> Instruction
All of the material below is to be retyped exactly.

Records from a data collection:
---

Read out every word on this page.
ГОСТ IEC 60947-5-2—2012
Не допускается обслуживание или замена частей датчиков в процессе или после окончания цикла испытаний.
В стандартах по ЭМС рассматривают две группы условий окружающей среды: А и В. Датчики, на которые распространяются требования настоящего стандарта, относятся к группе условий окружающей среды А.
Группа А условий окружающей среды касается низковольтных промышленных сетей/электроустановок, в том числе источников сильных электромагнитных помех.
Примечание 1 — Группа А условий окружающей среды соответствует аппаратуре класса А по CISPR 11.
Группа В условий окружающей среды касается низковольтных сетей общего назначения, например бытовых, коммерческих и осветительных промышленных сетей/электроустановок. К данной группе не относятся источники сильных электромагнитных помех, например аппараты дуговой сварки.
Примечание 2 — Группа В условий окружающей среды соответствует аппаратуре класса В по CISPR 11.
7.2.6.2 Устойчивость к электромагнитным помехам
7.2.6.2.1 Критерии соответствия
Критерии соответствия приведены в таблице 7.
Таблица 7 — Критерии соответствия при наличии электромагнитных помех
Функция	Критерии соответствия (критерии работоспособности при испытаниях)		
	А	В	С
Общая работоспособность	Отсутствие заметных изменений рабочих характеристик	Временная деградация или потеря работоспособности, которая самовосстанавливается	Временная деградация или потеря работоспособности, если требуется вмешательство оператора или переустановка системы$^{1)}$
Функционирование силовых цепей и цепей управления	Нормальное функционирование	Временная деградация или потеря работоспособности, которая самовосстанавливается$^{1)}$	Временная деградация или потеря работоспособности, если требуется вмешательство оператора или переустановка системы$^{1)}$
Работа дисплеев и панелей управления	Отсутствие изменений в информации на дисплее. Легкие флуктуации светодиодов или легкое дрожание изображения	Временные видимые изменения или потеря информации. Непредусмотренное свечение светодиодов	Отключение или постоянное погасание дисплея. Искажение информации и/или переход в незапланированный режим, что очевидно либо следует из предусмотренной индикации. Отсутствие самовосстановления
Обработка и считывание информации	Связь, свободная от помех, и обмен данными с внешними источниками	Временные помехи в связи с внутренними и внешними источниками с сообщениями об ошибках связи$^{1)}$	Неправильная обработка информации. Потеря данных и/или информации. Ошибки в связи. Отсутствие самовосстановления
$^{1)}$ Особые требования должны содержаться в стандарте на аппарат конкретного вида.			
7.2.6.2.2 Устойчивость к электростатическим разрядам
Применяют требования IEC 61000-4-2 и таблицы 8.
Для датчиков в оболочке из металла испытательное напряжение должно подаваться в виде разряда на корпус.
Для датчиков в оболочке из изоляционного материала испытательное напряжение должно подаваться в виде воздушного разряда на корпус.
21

---

> Solved exercise
Read out every word on this page.
ГОСТ IEC 60947-5-2—2012
Не допускается обслуживание или замена частей датчиков в процессе или после окончания цикла испытаний.
В стандартах по ЭМС рассматривают две группы условий окружающей среды: А и В. Датчики, на которые распространяются требования настоящего стандарта, относятся к группе условий окружающей среды А.
Группа А условий окружающей среды касается низковольтных промышленных сетей/электроустановок, в том числе источников сильных электромагнитных помех.
Примечание 1 — Группа А условий окружающей среды соответствует аппаратуре класса А по CISPR 11.
Группа В условий окружающей среды касается низковольтных сетей общего назначения, например бытовых, коммерческих и осветительных промышленных сетей/электроустановок. К данной группе не относятся источники сильных электромагнитных помех, например аппараты дуговой сварки.
Примечание 2 — Группа В условий окружающей среды соответствует аппаратуре класса В по CISPR 11.
7.2.6.2 Устойчивость к электромагнитным помехам
7.2.6.2.1 Критерии соответствия
Критерии соответствия приведены в таблице 7.
Таблица 7 — Критерии соответствия при наличии электромагнитных помех
Функция	Критерии соответствия (критерии работоспособности при испытаниях)		
	А	В	С
Общая работоспособность	Отсутствие заметных изменений рабочих характеристик	Временная деградация или потеря работоспособности, которая самовосстанавливается	Временная деградация или потеря работоспособности, если требуется вмешательство оператора или переустановка системы$^{1)}$
Функционирование силовых цепей и цепей управления	Нормальное функционирование	Временная деградация или потеря работоспособности, которая самовосстанавливается$^{1)}$	Временная деградация или потеря работоспособности, если требуется вмешательство оператора или переустановка системы$^{1)}$
Работа дисплеев и панелей управления	Отсутствие изменений в информации на дисплее. Легкие флуктуации светодиодов или легкое дрожание изображения	Временные видимые изменения или потеря информации. Непредусмотренное свечение светодиодов	Отключение или постоянное погасание дисплея. Искажение информации и/или переход в незапланированный режим, что очевидно либо следует из предусмотренной индикации. Отсутствие самовосстановления
Обработка и считывание информации	Связь, свободная от помех, и обмен данными с внешними источниками	Временные помехи в связи с внутренними и внешними источниками с сообщениями об ошибках связи$^{1)}$	Неправильная обработка информации. Потеря данных и/или информации. Ошибки в связи. Отсутствие самовосстановления
$^{1)}$ Особые требования должны содержаться в стандарте на аппарат конкретного вида.			
7.2.6.2.2 Устойчивость к электростатическим разрядам
Применяют требования IEC 61000-4-2 и таблицы 8.
Для датчиков в оболочке из металла испытательное напряжение должно подаваться в виде разряда на корпус.
Для датчиков в оболочке из изоляционного материала испытательное напряжение должно подаваться в виде воздушного разряда на корпус.
21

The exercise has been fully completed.